**Given exercise:** Filter this data down to the lines that hold "polni", and copy them.

**Material provided:**
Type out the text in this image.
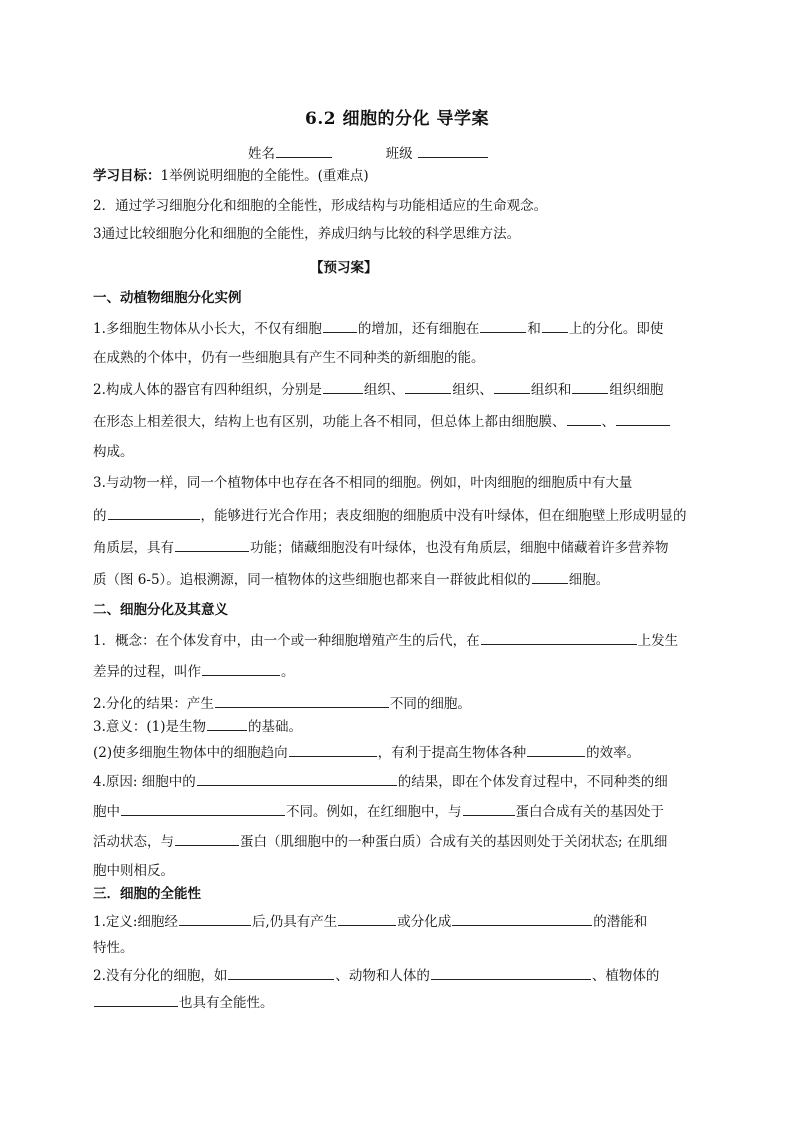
6.2 细胞的分化 导学案
姓名	班级
学习目标：1举例说明细胞的全能性。(重难点)
2．通过学习细胞分化和细胞的全能性，形成结构与功能相适应的生命观念。
3通过比较细胞分化和细胞的全能性，养成归纳与比较的科学思维方法。
【预习案】
一、动植物细胞分化实例
1.多细胞生物体从小长大，不仅有细胞	的增加，还有细胞在	和 上的分化。即使
在成熟的个体中，仍有一些细胞具有产生不同种类的新细胞的能。
2.构成人体的器官有四种组织，分别是	组织、	组织、	组织和	组织细胞
在形态上相差很大，结构上也有区别，功能上各不相同，但总体上都由细胞膜、	、
构成。
3.与动物一样，同一个植物体中也存在各不相同的细胞。例如，叶肉细胞的细胞质中有大量
的	，能够进行光合作用；表皮细胞的细胞质中没有叶绿体，但在细胞壁上形成明显的
角质层，具有	功能；储藏细胞没有叶绿体，也没有角质层，细胞中储藏着许多营养物
质（图 6-5）。追根溯源，同一植物体的这些细胞也都来自一群彼此相似的	细胞。
二、细胞分化及其意义
1．概念：在个体发育中，由一个或一种细胞增殖产生的后代，在	上发生
差异的过程，叫作	。
2.分化的结果：产生	不同的细胞。
3.意义：(1)是生物	的基础。
(2)使多细胞生物体中的细胞趋向	，有利于提高生物体各种	的效率。
4.原因: 细胞中的	的结果，即在个体发育过程中，不同种类的细
胞中	不同。例如，在红细胞中，与	蛋白合成有关的基因处于
活动状态，与	蛋白（肌细胞中的一种蛋白质）合成有关的基因则处于关闭状态; 在肌细
胞中则相反。
三．细胞的全能性
1.定义:细胞经	后,仍具有产生	或分化成	的潜能和
特性。
2.没有分化的细胞，如	、动物和人体的	、植物体的
也具有全能性。
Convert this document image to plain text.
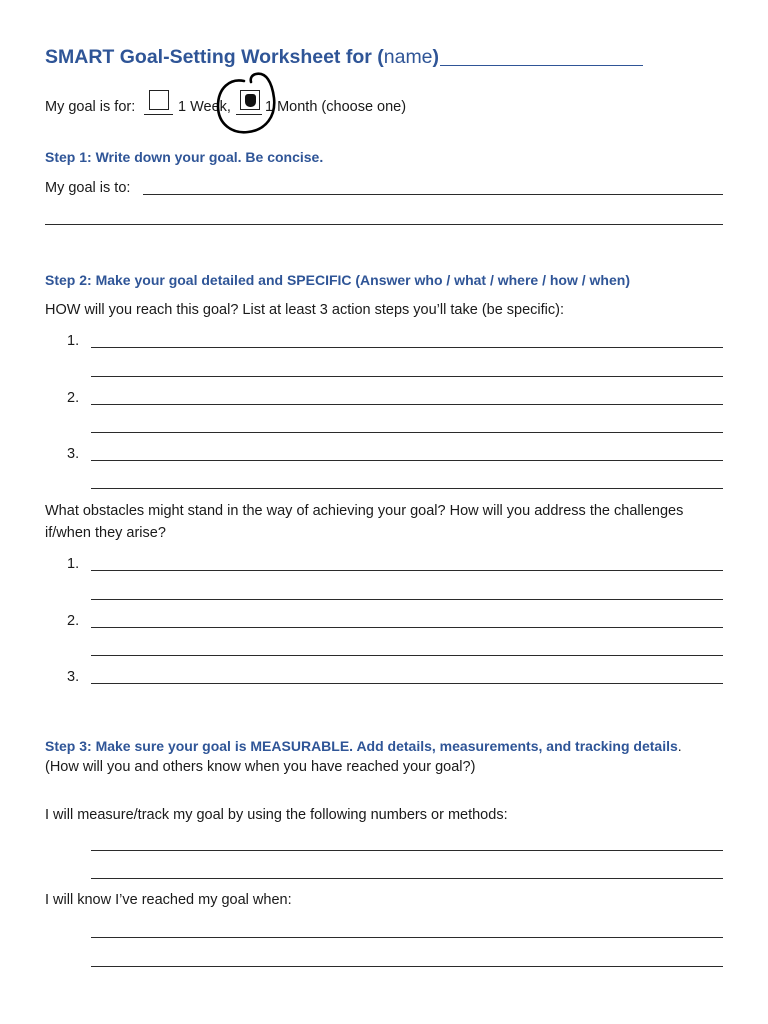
SMART Goal-Setting Worksheet for (name)
My goal is for:	1 Week, 1 Month (choose one)
Step 1: Write down your goal. Be concise.
My goal is to:
Step 2: Make your goal detailed and SPECIFIC (Answer who / what / where / how / when)
HOW will you reach this goal? List at least 3 action steps you’ll take (be specific):
1.
2.
3.
What obstacles might stand in the way of achieving your goal? How will you address the challenges
if/when they arise?
1.
2.
3.
Step 3: Make sure your goal is MEASURABLE. Add details, measurements, and tracking details.
(How will you and others know when you have reached your goal?)
I will measure/track my goal by using the following numbers or methods:
I will know I’ve reached my goal when:
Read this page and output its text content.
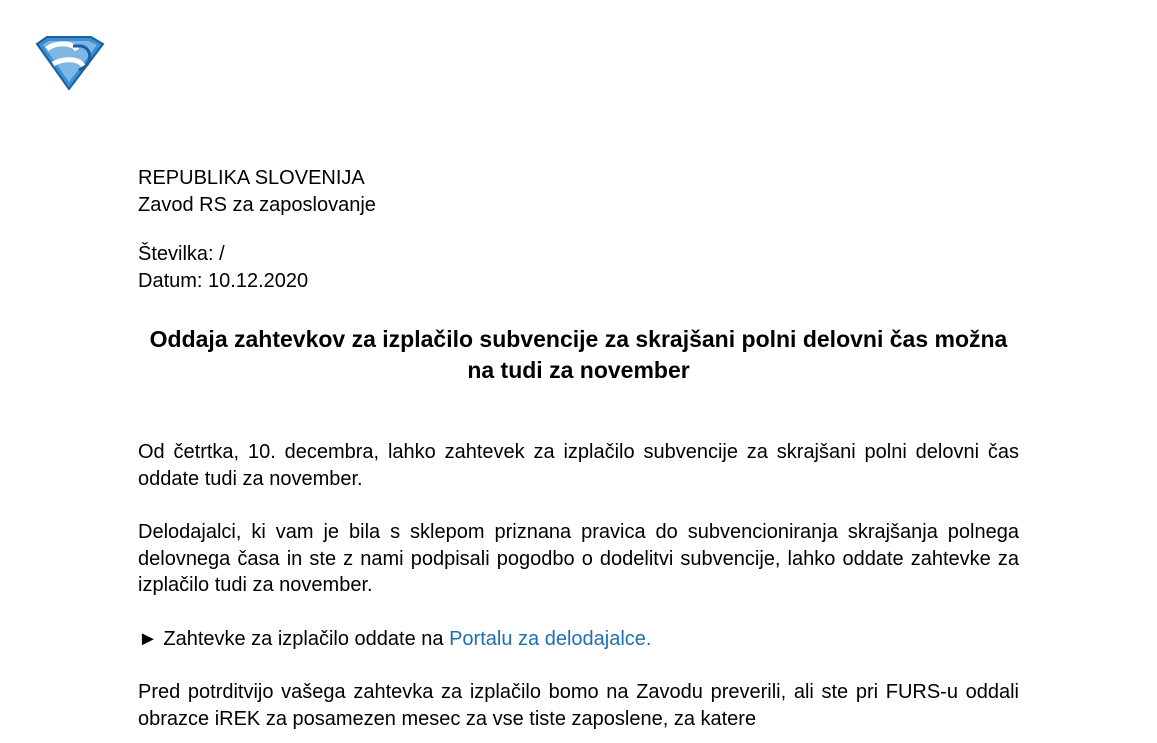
REPUBLIKA SLOVENIJA
Zavod RS za zaposlovanje
Številka: /
Datum: 10.12.2020
Oddaja zahtevkov za izplačilo subvencije za skrajšani polni delovni čas možna na tudi za november

Od četrtka, 10. decembra, lahko zahtevek za izplačilo subvencije za skrajšani polni delovni čas oddate tudi za november.

Delodajalci, ki vam je bila s sklepom priznana pravica do subvencioniranja skrajšanja polnega delovnega časa in ste z nami podpisali pogodbo o dodelitvi subvencije, lahko oddate zahtevke za izplačilo tudi za november.

► Zahtevke za izplačilo oddate na Portalu za delodajalce.

Pred potrditvijo vašega zahtevka za izplačilo bomo na Zavodu preverili, ali ste pri FURS-u oddali obrazce iREK za posamezen mesec za vse tiste zaposlene, za katere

**The reply:**
Oddaja zahtevkov za izplačilo subvencije za skrajšani polni delovni čas možna na tudi za november
Od četrtka, 10. decembra, lahko zahtevek za izplačilo subvencije za skrajšani polni delovni čas oddate tudi za november.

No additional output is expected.